Figure dataset records

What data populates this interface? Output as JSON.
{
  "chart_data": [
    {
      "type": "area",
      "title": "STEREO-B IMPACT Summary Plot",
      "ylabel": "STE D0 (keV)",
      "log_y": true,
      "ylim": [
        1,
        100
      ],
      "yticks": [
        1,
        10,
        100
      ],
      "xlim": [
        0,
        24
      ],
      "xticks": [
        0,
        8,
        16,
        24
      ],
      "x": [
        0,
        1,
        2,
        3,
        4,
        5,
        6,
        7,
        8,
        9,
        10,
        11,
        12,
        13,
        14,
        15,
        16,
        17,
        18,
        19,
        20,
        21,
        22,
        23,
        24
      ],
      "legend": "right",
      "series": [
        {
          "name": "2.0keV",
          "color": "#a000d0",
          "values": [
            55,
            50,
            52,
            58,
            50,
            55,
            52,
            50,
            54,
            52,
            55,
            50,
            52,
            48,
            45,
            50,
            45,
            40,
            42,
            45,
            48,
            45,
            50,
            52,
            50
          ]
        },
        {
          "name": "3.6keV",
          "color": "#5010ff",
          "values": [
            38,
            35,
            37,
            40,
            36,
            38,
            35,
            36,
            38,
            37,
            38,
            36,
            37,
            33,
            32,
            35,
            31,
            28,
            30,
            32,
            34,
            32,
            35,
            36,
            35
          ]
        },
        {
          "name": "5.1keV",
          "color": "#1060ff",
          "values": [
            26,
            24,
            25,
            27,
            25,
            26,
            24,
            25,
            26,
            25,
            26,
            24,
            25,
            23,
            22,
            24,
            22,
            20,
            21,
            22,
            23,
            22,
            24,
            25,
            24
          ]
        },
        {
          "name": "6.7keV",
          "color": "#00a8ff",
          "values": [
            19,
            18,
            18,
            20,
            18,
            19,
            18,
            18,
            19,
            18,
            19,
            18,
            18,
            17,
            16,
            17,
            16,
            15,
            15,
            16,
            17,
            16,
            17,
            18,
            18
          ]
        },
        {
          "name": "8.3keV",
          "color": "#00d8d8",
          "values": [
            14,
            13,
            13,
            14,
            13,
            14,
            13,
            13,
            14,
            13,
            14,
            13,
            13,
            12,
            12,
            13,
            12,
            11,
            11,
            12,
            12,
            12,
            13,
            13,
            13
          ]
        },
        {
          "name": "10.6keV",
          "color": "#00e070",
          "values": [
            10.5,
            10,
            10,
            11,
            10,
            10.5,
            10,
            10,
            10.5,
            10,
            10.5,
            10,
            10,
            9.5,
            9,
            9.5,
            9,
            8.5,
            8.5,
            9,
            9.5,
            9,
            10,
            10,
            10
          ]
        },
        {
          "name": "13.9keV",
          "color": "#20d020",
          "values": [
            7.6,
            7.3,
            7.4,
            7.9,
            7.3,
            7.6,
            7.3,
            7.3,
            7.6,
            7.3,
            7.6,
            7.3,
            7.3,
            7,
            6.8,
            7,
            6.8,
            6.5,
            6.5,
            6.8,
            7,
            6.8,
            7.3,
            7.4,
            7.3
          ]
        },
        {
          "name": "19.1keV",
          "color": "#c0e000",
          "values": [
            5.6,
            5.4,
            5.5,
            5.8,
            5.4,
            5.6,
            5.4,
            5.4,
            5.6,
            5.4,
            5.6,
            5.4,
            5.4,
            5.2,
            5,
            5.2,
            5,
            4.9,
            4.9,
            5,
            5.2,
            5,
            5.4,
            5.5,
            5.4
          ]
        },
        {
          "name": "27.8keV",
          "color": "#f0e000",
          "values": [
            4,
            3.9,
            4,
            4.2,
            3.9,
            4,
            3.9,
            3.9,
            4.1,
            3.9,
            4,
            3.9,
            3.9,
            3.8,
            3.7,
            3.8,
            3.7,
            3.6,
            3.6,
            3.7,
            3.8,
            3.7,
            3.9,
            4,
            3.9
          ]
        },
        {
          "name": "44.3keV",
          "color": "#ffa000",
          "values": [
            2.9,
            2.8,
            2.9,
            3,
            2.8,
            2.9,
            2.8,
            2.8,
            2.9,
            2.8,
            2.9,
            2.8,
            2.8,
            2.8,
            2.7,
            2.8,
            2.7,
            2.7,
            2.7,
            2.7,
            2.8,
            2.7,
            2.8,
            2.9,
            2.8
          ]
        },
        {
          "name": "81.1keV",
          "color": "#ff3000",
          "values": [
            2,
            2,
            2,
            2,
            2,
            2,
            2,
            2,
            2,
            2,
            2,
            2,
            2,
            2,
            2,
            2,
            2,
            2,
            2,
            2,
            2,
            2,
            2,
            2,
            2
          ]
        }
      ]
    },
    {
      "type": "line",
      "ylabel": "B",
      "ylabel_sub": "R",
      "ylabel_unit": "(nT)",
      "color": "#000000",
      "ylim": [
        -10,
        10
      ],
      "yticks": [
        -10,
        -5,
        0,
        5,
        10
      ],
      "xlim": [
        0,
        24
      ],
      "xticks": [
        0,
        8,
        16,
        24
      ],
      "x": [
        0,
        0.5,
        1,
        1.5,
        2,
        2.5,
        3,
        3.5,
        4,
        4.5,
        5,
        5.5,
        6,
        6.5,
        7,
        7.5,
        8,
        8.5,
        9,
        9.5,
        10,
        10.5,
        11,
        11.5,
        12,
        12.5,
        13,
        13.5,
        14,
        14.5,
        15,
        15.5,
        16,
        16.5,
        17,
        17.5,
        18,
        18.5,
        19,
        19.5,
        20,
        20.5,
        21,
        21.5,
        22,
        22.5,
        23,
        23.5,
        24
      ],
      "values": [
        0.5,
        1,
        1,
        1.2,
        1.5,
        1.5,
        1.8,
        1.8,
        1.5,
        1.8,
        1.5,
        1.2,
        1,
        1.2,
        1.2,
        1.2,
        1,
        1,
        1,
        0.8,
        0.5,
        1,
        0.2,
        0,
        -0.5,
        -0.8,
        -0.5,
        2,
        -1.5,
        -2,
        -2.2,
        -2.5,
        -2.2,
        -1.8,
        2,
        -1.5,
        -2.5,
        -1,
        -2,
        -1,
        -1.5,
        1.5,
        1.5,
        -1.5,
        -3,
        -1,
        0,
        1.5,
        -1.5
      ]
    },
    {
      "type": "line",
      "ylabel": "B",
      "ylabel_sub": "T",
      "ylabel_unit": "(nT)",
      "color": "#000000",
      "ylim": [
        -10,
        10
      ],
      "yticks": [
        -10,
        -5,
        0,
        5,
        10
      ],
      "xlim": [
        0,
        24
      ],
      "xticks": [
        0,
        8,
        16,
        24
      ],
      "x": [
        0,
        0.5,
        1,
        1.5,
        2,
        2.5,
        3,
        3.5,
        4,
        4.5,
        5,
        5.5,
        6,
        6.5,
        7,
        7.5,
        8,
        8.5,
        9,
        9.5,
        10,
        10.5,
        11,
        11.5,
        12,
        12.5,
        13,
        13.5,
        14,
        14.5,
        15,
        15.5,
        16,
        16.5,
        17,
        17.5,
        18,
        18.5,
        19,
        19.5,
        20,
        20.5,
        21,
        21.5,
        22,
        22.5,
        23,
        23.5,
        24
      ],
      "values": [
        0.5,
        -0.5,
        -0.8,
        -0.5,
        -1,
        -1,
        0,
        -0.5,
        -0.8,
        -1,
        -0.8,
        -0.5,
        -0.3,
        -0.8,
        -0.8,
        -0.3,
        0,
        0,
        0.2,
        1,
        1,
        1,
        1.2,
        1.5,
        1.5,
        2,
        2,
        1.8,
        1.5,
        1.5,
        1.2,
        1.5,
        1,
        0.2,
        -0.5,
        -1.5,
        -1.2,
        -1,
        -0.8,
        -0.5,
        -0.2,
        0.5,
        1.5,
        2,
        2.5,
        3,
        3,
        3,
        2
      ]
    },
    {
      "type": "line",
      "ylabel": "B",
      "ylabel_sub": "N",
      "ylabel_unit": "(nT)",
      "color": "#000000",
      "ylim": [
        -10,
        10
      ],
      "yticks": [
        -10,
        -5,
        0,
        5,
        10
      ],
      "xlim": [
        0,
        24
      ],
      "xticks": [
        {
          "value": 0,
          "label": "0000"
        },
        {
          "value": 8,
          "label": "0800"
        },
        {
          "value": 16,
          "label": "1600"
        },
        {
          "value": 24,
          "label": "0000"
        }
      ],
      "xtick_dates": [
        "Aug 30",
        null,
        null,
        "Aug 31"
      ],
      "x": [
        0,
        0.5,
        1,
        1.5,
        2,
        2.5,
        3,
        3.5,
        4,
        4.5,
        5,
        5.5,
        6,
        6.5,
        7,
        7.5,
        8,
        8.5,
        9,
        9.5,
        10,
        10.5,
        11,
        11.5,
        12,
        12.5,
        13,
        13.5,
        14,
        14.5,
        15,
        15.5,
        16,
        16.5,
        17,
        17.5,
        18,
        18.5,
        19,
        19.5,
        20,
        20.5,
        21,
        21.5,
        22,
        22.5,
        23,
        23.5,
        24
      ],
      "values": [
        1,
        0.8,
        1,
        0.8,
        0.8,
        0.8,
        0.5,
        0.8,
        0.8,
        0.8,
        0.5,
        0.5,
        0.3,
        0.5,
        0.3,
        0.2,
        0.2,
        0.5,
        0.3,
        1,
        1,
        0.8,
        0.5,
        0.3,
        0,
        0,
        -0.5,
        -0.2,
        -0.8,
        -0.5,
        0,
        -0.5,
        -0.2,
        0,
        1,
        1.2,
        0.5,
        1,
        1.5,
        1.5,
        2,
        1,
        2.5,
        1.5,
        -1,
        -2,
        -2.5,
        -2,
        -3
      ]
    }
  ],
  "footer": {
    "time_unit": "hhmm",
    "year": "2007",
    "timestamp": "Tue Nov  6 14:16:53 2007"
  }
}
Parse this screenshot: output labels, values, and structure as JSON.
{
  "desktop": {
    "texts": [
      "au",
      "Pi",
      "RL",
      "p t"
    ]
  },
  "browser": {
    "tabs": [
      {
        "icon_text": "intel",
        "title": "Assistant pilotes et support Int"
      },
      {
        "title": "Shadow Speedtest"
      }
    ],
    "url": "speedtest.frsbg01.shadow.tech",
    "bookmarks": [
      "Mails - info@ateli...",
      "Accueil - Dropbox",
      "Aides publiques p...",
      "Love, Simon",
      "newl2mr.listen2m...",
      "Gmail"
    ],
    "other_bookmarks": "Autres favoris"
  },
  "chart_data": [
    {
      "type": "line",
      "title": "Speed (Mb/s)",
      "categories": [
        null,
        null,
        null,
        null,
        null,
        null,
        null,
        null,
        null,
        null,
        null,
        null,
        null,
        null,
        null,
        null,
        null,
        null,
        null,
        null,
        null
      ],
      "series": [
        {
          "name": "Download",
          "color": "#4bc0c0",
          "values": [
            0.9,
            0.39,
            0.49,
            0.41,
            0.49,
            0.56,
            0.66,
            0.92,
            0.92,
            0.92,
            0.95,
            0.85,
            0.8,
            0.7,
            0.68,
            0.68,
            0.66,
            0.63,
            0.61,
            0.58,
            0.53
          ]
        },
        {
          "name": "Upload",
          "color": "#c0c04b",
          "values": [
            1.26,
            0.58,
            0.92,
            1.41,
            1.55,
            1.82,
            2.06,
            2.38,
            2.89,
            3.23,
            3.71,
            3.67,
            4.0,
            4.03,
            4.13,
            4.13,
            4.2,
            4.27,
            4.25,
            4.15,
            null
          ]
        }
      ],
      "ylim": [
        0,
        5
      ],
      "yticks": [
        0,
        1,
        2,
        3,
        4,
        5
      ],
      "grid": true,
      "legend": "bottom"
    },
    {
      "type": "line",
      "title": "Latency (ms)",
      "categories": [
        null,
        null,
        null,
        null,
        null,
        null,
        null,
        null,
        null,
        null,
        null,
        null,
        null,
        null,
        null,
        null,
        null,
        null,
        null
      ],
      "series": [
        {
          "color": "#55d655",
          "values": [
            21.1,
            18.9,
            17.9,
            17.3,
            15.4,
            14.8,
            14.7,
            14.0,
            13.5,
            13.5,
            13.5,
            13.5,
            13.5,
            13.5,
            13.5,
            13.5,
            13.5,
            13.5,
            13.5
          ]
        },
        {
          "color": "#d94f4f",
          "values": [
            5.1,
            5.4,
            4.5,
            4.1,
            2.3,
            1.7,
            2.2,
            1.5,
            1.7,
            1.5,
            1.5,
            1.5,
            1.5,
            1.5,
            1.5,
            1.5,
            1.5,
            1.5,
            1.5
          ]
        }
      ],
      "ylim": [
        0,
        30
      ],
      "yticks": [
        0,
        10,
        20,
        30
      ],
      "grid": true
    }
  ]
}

### Task details
Count each line of the data where the word "title" appears, then reply with the total only.

### Right answer
5